**THE REQUEST:** Go through the lines below and copy each one that holds the string "اختلف".

Dataset entries:
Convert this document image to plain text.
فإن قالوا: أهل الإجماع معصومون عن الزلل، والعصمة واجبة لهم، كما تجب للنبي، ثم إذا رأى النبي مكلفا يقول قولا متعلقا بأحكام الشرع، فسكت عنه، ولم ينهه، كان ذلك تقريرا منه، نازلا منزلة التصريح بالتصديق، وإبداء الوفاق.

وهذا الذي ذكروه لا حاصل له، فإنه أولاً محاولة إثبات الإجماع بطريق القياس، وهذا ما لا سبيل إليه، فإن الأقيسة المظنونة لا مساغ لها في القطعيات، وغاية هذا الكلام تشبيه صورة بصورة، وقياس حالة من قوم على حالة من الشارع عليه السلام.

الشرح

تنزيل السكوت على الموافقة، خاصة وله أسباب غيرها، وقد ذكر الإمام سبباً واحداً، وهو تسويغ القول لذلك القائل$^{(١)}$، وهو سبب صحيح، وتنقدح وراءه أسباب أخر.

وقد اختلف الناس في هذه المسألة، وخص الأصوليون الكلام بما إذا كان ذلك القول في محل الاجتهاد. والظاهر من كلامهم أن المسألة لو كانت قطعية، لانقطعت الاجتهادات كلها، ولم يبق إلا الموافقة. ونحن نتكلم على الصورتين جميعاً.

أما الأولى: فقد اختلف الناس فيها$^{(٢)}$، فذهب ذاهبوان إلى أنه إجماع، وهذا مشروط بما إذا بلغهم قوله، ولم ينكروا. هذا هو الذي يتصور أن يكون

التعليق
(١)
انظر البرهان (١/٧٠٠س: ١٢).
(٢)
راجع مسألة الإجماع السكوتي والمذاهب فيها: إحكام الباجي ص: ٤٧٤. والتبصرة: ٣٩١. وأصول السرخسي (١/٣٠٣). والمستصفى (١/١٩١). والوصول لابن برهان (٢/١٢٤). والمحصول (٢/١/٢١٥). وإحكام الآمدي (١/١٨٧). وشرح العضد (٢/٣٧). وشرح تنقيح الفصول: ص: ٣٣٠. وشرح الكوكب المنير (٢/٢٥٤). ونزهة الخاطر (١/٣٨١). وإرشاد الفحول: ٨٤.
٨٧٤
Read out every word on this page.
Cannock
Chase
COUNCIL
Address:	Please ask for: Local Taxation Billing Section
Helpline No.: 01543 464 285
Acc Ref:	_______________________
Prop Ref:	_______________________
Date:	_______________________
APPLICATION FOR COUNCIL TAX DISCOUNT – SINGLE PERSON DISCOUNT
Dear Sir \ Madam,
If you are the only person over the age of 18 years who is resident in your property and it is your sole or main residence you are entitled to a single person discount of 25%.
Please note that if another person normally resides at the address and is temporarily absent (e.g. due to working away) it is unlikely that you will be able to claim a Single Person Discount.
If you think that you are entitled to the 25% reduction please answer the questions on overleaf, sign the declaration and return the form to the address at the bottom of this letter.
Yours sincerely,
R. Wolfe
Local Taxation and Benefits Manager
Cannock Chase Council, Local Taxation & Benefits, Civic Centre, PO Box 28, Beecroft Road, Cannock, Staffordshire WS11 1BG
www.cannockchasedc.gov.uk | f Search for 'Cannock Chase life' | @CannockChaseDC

**WRITTEN SOLUTION:**
وقد اختلف الناس في هذه المسألة، وخص الأصوليون الكلام بما إذا كان ذلك القول في محل الاجتهاد. والظاهر من كلامهم أن المسألة لو كانت قطعية، لانقطعت الاجتهادات كلها، ولم يبق إلا الموافقة. ونحن نتكلم على الصورتين جميعاً.
أما الأولى: فقد اختلف الناس فيها$^{(٢)}$، فذهب ذاهبوان إلى أنه إجماع، وهذا مشروط بما إذا بلغهم قوله، ولم ينكروا. هذا هو الذي يتصور أن يكون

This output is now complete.